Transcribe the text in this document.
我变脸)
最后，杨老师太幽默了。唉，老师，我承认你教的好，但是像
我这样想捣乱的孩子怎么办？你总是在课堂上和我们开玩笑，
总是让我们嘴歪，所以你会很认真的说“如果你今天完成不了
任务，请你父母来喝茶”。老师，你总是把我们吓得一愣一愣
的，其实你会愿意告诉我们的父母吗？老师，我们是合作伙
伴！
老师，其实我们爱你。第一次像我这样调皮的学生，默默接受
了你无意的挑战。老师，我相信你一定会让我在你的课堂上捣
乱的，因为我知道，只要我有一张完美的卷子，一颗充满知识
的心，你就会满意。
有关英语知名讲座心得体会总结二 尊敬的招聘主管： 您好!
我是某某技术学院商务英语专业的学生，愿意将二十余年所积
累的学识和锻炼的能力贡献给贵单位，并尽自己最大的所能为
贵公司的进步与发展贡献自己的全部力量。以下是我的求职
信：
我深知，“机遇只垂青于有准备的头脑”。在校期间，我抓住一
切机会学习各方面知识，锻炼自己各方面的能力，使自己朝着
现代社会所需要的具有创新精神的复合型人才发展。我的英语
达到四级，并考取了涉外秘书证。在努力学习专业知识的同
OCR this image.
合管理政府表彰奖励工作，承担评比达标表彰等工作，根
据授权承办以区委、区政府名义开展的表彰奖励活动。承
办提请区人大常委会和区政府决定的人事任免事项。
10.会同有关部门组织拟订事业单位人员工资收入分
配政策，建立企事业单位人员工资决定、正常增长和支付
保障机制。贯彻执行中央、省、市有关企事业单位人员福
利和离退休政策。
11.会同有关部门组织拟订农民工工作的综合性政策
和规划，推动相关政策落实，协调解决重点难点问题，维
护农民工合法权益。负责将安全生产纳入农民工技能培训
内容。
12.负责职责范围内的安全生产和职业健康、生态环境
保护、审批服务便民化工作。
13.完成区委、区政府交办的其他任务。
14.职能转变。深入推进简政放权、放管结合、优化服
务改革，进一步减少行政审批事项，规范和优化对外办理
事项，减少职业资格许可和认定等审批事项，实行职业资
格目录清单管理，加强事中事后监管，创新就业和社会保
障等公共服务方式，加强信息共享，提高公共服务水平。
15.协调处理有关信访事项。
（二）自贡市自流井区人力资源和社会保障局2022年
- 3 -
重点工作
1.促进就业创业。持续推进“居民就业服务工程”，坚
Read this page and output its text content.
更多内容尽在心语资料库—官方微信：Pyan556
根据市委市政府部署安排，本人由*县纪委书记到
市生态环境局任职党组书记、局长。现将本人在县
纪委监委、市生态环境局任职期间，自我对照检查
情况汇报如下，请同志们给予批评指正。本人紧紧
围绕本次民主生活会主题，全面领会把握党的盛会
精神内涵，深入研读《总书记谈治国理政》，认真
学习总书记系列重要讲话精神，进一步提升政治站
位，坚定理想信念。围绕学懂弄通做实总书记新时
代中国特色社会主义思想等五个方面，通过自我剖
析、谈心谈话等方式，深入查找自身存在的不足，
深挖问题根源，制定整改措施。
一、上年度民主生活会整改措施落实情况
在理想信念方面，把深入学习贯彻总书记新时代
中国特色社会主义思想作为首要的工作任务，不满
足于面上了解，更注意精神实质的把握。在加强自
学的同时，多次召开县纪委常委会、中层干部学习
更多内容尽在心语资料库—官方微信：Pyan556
_ _ _ _
[INSTRUCTION]:
Your task is to give the records above again, exactly.

[EXPECTED ANSWER]:
Transcribe the text in this document.
我变脸)
最后，杨老师太幽默了。唉，老师，我承认你教的好，但是像
我这样想捣乱的孩子怎么办？你总是在课堂上和我们开玩笑，
总是让我们嘴歪，所以你会很认真的说“如果你今天完成不了
任务，请你父母来喝茶”。老师，你总是把我们吓得一愣一愣
的，其实你会愿意告诉我们的父母吗？老师，我们是合作伙
伴！
老师，其实我们爱你。第一次像我这样调皮的学生，默默接受
了你无意的挑战。老师，我相信你一定会让我在你的课堂上捣
乱的，因为我知道，只要我有一张完美的卷子，一颗充满知识
的心，你就会满意。
有关英语知名讲座心得体会总结二 尊敬的招聘主管： 您好!
我是某某技术学院商务英语专业的学生，愿意将二十余年所积
累的学识和锻炼的能力贡献给贵单位，并尽自己最大的所能为
贵公司的进步与发展贡献自己的全部力量。以下是我的求职
信：
我深知，“机遇只垂青于有准备的头脑”。在校期间，我抓住一
切机会学习各方面知识，锻炼自己各方面的能力，使自己朝着
现代社会所需要的具有创新精神的复合型人才发展。我的英语
达到四级，并考取了涉外秘书证。在努力学习专业知识的同
OCR this image.
合管理政府表彰奖励工作，承担评比达标表彰等工作，根
据授权承办以区委、区政府名义开展的表彰奖励活动。承
办提请区人大常委会和区政府决定的人事任免事项。
10.会同有关部门组织拟订事业单位人员工资收入分
配政策，建立企事业单位人员工资决定、正常增长和支付
保障机制。贯彻执行中央、省、市有关企事业单位人员福
利和离退休政策。
11.会同有关部门组织拟订农民工工作的综合性政策
和规划，推动相关政策落实，协调解决重点难点问题，维
护农民工合法权益。负责将安全生产纳入农民工技能培训
内容。
12.负责职责范围内的安全生产和职业健康、生态环境
保护、审批服务便民化工作。
13.完成区委、区政府交办的其他任务。
14.职能转变。深入推进简政放权、放管结合、优化服
务改革，进一步减少行政审批事项，规范和优化对外办理
事项，减少职业资格许可和认定等审批事项，实行职业资
格目录清单管理，加强事中事后监管，创新就业和社会保
障等公共服务方式，加强信息共享，提高公共服务水平。
15.协调处理有关信访事项。
（二）自贡市自流井区人力资源和社会保障局2022年
- 3 -
重点工作
1.促进就业创业。持续推进“居民就业服务工程”，坚
Read this page and output its text content.
更多内容尽在心语资料库—官方微信：Pyan556
根据市委市政府部署安排，本人由*县纪委书记到
市生态环境局任职党组书记、局长。现将本人在县
纪委监委、市生态环境局任职期间，自我对照检查
情况汇报如下，请同志们给予批评指正。本人紧紧
围绕本次民主生活会主题，全面领会把握党的盛会
精神内涵，深入研读《总书记谈治国理政》，认真
学习总书记系列重要讲话精神，进一步提升政治站
位，坚定理想信念。围绕学懂弄通做实总书记新时
代中国特色社会主义思想等五个方面，通过自我剖
析、谈心谈话等方式，深入查找自身存在的不足，
深挖问题根源，制定整改措施。
一、上年度民主生活会整改措施落实情况
在理想信念方面，把深入学习贯彻总书记新时代
中国特色社会主义思想作为首要的工作任务，不满
足于面上了解，更注意精神实质的把握。在加强自
学的同时，多次召开县纪委常委会、中层干部学习
更多内容尽在心语资料库—官方微信：Pyan556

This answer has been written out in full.